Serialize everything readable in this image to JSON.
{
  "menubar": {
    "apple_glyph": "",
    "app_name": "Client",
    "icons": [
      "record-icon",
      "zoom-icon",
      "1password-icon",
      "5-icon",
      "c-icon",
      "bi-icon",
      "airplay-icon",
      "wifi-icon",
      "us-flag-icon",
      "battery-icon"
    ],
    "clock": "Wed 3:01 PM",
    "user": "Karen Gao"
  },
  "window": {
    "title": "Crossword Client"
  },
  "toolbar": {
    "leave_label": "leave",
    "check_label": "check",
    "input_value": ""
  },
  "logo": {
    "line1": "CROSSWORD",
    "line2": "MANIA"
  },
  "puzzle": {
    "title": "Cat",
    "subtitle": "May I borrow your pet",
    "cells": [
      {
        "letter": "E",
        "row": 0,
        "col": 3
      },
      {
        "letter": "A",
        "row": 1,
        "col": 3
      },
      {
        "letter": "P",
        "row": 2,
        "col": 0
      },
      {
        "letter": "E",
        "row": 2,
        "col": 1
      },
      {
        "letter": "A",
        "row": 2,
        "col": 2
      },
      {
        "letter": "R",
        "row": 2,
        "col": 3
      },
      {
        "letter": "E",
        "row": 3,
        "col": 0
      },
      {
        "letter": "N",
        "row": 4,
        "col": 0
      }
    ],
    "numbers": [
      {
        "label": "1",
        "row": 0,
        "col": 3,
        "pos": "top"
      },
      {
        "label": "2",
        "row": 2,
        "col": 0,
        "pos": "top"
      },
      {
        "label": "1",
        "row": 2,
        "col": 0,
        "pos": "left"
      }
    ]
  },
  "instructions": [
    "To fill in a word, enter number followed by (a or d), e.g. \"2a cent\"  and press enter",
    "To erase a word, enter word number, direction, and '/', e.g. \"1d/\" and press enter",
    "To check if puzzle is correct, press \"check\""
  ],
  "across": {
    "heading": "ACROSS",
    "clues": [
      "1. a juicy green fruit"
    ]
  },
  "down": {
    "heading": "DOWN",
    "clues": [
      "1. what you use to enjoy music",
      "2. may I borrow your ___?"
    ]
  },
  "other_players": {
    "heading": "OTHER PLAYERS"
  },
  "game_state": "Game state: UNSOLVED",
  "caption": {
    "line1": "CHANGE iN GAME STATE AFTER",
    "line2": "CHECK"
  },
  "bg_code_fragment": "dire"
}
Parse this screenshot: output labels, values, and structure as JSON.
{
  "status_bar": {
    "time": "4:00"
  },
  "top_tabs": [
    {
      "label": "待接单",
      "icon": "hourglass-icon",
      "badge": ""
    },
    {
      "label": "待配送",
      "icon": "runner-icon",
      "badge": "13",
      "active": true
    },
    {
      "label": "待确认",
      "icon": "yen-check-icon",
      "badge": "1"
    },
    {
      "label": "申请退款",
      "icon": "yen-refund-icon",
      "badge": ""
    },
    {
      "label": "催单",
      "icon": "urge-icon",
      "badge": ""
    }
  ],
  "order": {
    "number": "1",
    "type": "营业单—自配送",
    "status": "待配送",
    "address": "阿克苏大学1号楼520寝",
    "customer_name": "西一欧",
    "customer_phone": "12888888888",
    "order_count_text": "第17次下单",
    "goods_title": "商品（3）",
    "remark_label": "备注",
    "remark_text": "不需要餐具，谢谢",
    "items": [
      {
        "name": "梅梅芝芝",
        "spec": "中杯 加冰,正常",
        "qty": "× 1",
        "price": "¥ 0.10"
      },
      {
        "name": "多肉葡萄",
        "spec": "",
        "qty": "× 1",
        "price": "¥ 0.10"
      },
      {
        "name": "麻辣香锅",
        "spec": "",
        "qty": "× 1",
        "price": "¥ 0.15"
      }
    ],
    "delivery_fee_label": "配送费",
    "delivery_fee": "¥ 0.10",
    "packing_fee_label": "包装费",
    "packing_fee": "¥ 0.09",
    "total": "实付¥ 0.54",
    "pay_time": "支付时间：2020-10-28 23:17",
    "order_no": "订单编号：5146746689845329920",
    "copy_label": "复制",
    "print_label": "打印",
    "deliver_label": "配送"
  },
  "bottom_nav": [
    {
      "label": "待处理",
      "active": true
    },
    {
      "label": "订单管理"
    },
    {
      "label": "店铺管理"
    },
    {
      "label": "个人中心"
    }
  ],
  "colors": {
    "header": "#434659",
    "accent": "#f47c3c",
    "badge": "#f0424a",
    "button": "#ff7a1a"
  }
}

____

▸ DIRECTIONS FOR THIS TASK: Print the line containing "Parse this screenshot: output" and every line after it to the end of the records above, exactly as written, and nothing else.

▸ ANSWER TO THIS PROBLEM:
Parse this screenshot: output labels, values, and structure as JSON.
{
  "status_bar": {
    "time": "4:00"
  },
  "top_tabs": [
    {
      "label": "待接单",
      "icon": "hourglass-icon",
      "badge": ""
    },
    {
      "label": "待配送",
      "icon": "runner-icon",
      "badge": "13",
      "active": true
    },
    {
      "label": "待确认",
      "icon": "yen-check-icon",
      "badge": "1"
    },
    {
      "label": "申请退款",
      "icon": "yen-refund-icon",
      "badge": ""
    },
    {
      "label": "催单",
      "icon": "urge-icon",
      "badge": ""
    }
  ],
  "order": {
    "number": "1",
    "type": "营业单—自配送",
    "status": "待配送",
    "address": "阿克苏大学1号楼520寝",
    "customer_name": "西一欧",
    "customer_phone": "12888888888",
    "order_count_text": "第17次下单",
    "goods_title": "商品（3）",
    "remark_label": "备注",
    "remark_text": "不需要餐具，谢谢",
    "items": [
      {
        "name": "梅梅芝芝",
        "spec": "中杯 加冰,正常",
        "qty": "× 1",
        "price": "¥ 0.10"
      },
      {
        "name": "多肉葡萄",
        "spec": "",
        "qty": "× 1",
        "price": "¥ 0.10"
      },
      {
        "name": "麻辣香锅",
        "spec": "",
        "qty": "× 1",
        "price": "¥ 0.15"
      }
    ],
    "delivery_fee_label": "配送费",
    "delivery_fee": "¥ 0.10",
    "packing_fee_label": "包装费",
    "packing_fee": "¥ 0.09",
    "total": "实付¥ 0.54",
    "pay_time": "支付时间：2020-10-28 23:17",
    "order_no": "订单编号：5146746689845329920",
    "copy_label": "复制",
    "print_label": "打印",
    "deliver_label": "配送"
  },
  "bottom_nav": [
    {
      "label": "待处理",
      "active": true
    },
    {
      "label": "订单管理"
    },
    {
      "label": "店铺管理"
    },
    {
      "label": "个人中心"
    }
  ],
  "colors": {
    "header": "#434659",
    "accent": "#f47c3c",
    "badge": "#f0424a",
    "button": "#ff7a1a"
  }
}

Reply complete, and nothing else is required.